» Dataset
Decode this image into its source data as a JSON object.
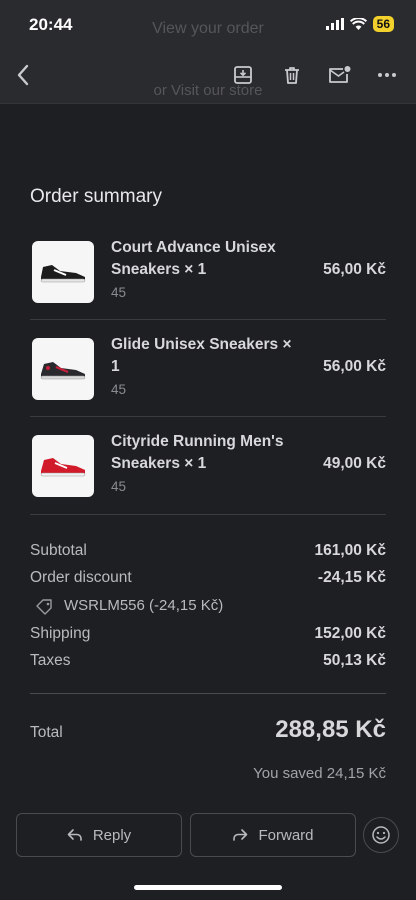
{
  "status_bar": {
    "time": "20:44",
    "battery": "56"
  },
  "ghost_behind": {
    "top_text": "View your order",
    "bottom_text": "or Visit our store"
  },
  "toolbar": {
    "back_icon": "chevron-left-icon",
    "archive_icon": "archive-icon",
    "trash_icon": "trash-icon",
    "mark_unread_icon": "mail-unread-icon",
    "more_icon": "more-icon"
  },
  "order": {
    "title": "Order summary",
    "items": [
      {
        "name": "Court Advance Unisex Sneakers × 1",
        "variant": "45",
        "price": "56,00 Kč",
        "shoe_color": "#1c1c1c",
        "accent": "#ffffff"
      },
      {
        "name": "Glide Unisex Sneakers × 1",
        "variant": "45",
        "price": "56,00 Kč",
        "shoe_color": "#2a2a2e",
        "accent": "#c8203a"
      },
      {
        "name": "Cityride Running Men's Sneakers × 1",
        "variant": "45",
        "price": "49,00 Kč",
        "shoe_color": "#d11a2a",
        "accent": "#ffffff"
      }
    ]
  },
  "summary": {
    "subtotal_label": "Subtotal",
    "subtotal_value": "161,00 Kč",
    "discount_label": "Order discount",
    "discount_value": "-24,15 Kč",
    "discount_code": "WSRLM556 (-24,15 Kč)",
    "shipping_label": "Shipping",
    "shipping_value": "152,00 Kč",
    "taxes_label": "Taxes",
    "taxes_value": "50,13 Kč",
    "total_label": "Total",
    "total_value": "288,85 Kč",
    "saved_text": "You saved 24,15 Kč"
  },
  "actions": {
    "reply_label": "Reply",
    "forward_label": "Forward"
  }
}
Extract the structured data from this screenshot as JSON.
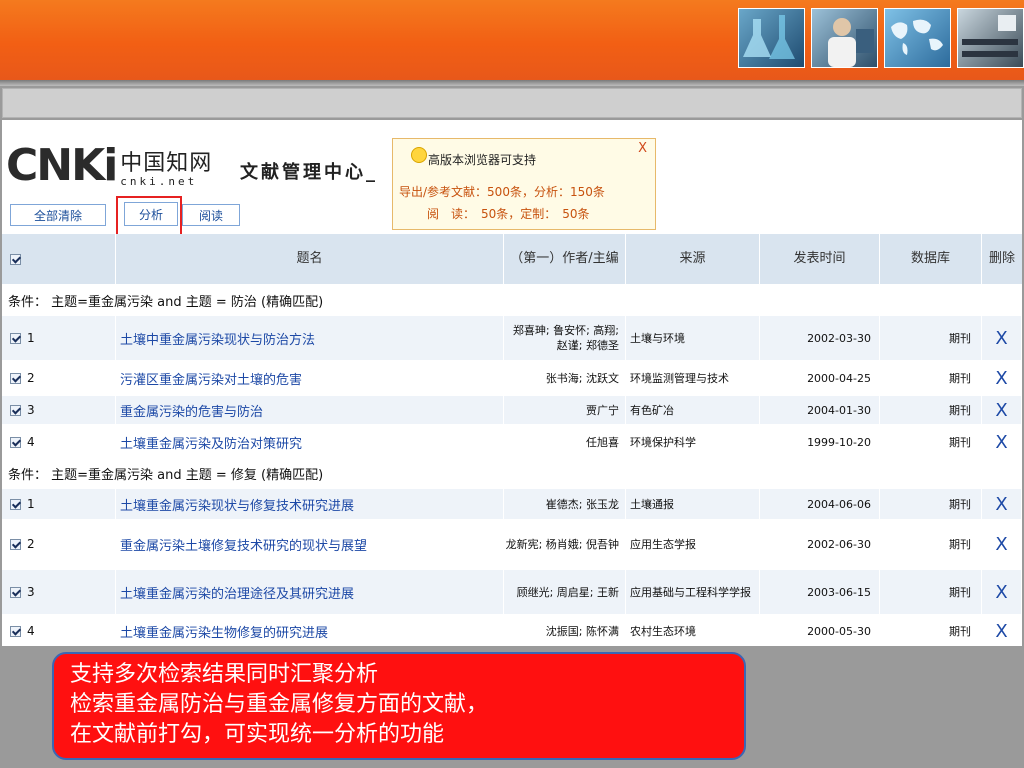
{
  "header": {
    "photos": [
      "lab-flask-photo",
      "scientist-photo",
      "world-map-photo",
      "classroom-photo"
    ]
  },
  "logo": {
    "brand": "CNKi",
    "chinese": "中国知网",
    "domain": "cnki.net"
  },
  "app_title": "文献管理中心_",
  "popup": {
    "title": "高版本浏览器可支持",
    "close": "X",
    "line1": "导出/参考文献：500条，分析：150条",
    "line2": "阅　读：　50条，定制：　50条"
  },
  "toolbar": {
    "clear_label": "全部清除",
    "analyze_label": "分析",
    "read_label": "阅读"
  },
  "table": {
    "headers": {
      "title": "题名",
      "author": "（第一）作者/主编",
      "source": "来源",
      "date": "发表时间",
      "db": "数据库",
      "del": "删除"
    },
    "groups": [
      {
        "condition": "条件：  主题=重金属污染  and 主题  = 防治  (精确匹配)",
        "rows": [
          {
            "num": "1",
            "title": "土壤中重金属污染现状与防治方法",
            "author": "郑喜珅; 鲁安怀; 高翔; 赵谨; 郑德圣",
            "source": "土壤与环境",
            "date": "2002-03-30",
            "db": "期刊",
            "del": "X"
          },
          {
            "num": "2",
            "title": "污灌区重金属污染对土壤的危害",
            "author": "张书海; 沈跃文",
            "source": "环境监测管理与技术",
            "date": "2000-04-25",
            "db": "期刊",
            "del": "X"
          },
          {
            "num": "3",
            "title": "重金属污染的危害与防治",
            "author": "贾广宁",
            "source": "有色矿冶",
            "date": "2004-01-30",
            "db": "期刊",
            "del": "X"
          },
          {
            "num": "4",
            "title": "土壤重金属污染及防治对策研究",
            "author": "任旭喜",
            "source": "环境保护科学",
            "date": "1999-10-20",
            "db": "期刊",
            "del": "X"
          }
        ]
      },
      {
        "condition": "条件：  主题=重金属污染  and 主题  = 修复  (精确匹配)",
        "rows": [
          {
            "num": "1",
            "title": "土壤重金属污染现状与修复技术研究进展",
            "author": "崔德杰; 张玉龙",
            "source": "土壤通报",
            "date": "2004-06-06",
            "db": "期刊",
            "del": "X"
          },
          {
            "num": "2",
            "title": "重金属污染土壤修复技术研究的现状与展望",
            "author": "龙新宪; 杨肖娥; 倪吾钟",
            "source": "应用生态学报",
            "date": "2002-06-30",
            "db": "期刊",
            "del": "X"
          },
          {
            "num": "3",
            "title": "土壤重金属污染的治理途径及其研究进展",
            "author": "顾继光; 周启星; 王新",
            "source": "应用基础与工程科学学报",
            "date": "2003-06-15",
            "db": "期刊",
            "del": "X"
          },
          {
            "num": "4",
            "title": "土壤重金属污染生物修复的研究进展",
            "author": "沈振国; 陈怀满",
            "source": "农村生态环境",
            "date": "2000-05-30",
            "db": "期刊",
            "del": "X"
          }
        ]
      }
    ]
  },
  "callout": {
    "line1": "支持多次检索结果同时汇聚分析",
    "line2": "检索重金属防治与重金属修复方面的文献，",
    "line3": "在文献前打勾，可实现统一分析的功能"
  },
  "colors": {
    "banner_orange": "#f25f14",
    "link_blue": "#1d49a6",
    "highlight_red": "#e62121",
    "callout_red": "#ff1010",
    "header_bg": "#d9e4ef"
  }
}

» Problem statement
From the records above, pick out and copy each line holding the word "name".

» Solution
        "name": "Court Advance Unisex Sneakers × 1",
        "name": "Glide Unisex Sneakers × 1",
        "name": "Cityride Running Men's Sneakers × 1",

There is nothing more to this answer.